Output every record below exactly as it appears.

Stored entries
☆ ☆ ☆ ☆
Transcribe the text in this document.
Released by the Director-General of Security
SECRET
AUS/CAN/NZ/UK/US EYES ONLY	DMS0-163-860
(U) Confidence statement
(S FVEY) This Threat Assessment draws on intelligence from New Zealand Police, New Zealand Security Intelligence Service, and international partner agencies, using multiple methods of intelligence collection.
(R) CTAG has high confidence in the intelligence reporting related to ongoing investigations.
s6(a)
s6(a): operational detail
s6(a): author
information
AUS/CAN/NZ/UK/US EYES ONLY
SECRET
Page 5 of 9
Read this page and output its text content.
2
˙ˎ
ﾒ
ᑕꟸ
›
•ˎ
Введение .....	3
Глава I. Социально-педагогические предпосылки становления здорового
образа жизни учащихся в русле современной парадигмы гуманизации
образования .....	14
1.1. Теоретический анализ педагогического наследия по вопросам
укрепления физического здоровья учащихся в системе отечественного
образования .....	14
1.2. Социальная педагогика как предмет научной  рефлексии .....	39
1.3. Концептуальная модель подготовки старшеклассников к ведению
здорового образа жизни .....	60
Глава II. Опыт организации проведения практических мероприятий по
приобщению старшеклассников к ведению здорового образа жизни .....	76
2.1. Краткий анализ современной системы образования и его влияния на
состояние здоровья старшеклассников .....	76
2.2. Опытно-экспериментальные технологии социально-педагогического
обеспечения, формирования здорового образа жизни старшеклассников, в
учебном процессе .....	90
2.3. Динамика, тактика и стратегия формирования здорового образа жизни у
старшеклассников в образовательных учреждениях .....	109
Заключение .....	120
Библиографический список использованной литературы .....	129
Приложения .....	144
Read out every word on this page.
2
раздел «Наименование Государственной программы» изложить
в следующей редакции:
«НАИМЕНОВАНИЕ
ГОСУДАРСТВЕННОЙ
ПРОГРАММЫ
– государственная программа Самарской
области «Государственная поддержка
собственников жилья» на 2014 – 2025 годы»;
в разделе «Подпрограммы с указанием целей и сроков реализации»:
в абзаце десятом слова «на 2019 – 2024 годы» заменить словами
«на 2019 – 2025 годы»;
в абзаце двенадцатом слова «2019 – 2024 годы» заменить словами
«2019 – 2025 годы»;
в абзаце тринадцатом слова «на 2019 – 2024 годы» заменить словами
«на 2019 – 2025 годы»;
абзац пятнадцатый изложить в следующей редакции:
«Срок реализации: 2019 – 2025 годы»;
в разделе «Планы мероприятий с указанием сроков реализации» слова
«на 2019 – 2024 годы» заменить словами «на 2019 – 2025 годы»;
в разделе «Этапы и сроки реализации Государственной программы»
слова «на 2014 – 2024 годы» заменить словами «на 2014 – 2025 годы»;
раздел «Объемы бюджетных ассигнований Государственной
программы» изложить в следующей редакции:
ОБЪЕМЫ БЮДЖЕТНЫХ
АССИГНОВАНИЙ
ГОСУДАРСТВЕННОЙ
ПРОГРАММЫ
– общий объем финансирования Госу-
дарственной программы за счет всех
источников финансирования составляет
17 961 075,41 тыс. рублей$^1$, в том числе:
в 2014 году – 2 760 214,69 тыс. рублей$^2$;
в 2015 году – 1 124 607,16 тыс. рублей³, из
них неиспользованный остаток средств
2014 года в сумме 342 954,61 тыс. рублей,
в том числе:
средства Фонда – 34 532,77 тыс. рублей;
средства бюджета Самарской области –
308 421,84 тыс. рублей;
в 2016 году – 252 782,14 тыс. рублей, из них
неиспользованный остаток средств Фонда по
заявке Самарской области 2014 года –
☆ ☆ ☆ ☆
**WRITTEN RESPONSE**
Transcribe the text in this document.
Released by the Director-General of Security
SECRET
AUS/CAN/NZ/UK/US EYES ONLY	DMS0-163-860
(U) Confidence statement
(S FVEY) This Threat Assessment draws on intelligence from New Zealand Police, New Zealand Security Intelligence Service, and international partner agencies, using multiple methods of intelligence collection.
(R) CTAG has high confidence in the intelligence reporting related to ongoing investigations.
s6(a)
s6(a): operational detail
s6(a): author
information
AUS/CAN/NZ/UK/US EYES ONLY
SECRET
Page 5 of 9
Read this page and output its text content.
2
˙ˎ
ﾒ
ᑕꟸ
›
•ˎ
Введение .....	3
Глава I. Социально-педагогические предпосылки становления здорового
образа жизни учащихся в русле современной парадигмы гуманизации
образования .....	14
1.1. Теоретический анализ педагогического наследия по вопросам
укрепления физического здоровья учащихся в системе отечественного
образования .....	14
1.2. Социальная педагогика как предмет научной  рефлексии .....	39
1.3. Концептуальная модель подготовки старшеклассников к ведению
здорового образа жизни .....	60
Глава II. Опыт организации проведения практических мероприятий по
приобщению старшеклассников к ведению здорового образа жизни .....	76
2.1. Краткий анализ современной системы образования и его влияния на
состояние здоровья старшеклассников .....	76
2.2. Опытно-экспериментальные технологии социально-педагогического
обеспечения, формирования здорового образа жизни старшеклассников, в
учебном процессе .....	90
2.3. Динамика, тактика и стратегия формирования здорового образа жизни у
старшеклассников в образовательных учреждениях .....	109
Заключение .....	120
Библиографический список использованной литературы .....	129
Приложения .....	144
Read out every word on this page.
2
раздел «Наименование Государственной программы» изложить
в следующей редакции:
«НАИМЕНОВАНИЕ
ГОСУДАРСТВЕННОЙ
ПРОГРАММЫ
– государственная программа Самарской
области «Государственная поддержка
собственников жилья» на 2014 – 2025 годы»;
в разделе «Подпрограммы с указанием целей и сроков реализации»:
в абзаце десятом слова «на 2019 – 2024 годы» заменить словами
«на 2019 – 2025 годы»;
в абзаце двенадцатом слова «2019 – 2024 годы» заменить словами
«2019 – 2025 годы»;
в абзаце тринадцатом слова «на 2019 – 2024 годы» заменить словами
«на 2019 – 2025 годы»;
абзац пятнадцатый изложить в следующей редакции:
«Срок реализации: 2019 – 2025 годы»;
в разделе «Планы мероприятий с указанием сроков реализации» слова
«на 2019 – 2024 годы» заменить словами «на 2019 – 2025 годы»;
в разделе «Этапы и сроки реализации Государственной программы»
слова «на 2014 – 2024 годы» заменить словами «на 2014 – 2025 годы»;
раздел «Объемы бюджетных ассигнований Государственной
программы» изложить в следующей редакции:
ОБЪЕМЫ БЮДЖЕТНЫХ
АССИГНОВАНИЙ
ГОСУДАРСТВЕННОЙ
ПРОГРАММЫ
– общий объем финансирования Госу-
дарственной программы за счет всех
источников финансирования составляет
17 961 075,41 тыс. рублей$^1$, в том числе:
в 2014 году – 2 760 214,69 тыс. рублей$^2$;
в 2015 году – 1 124 607,16 тыс. рублей³, из
них неиспользованный остаток средств
2014 года в сумме 342 954,61 тыс. рублей,
в том числе:
средства Фонда – 34 532,77 тыс. рублей;
средства бюджета Самарской области –
308 421,84 тыс. рублей;
в 2016 году – 252 782,14 тыс. рублей, из них
неиспользованный остаток средств Фонда по
заявке Самарской области 2014 года –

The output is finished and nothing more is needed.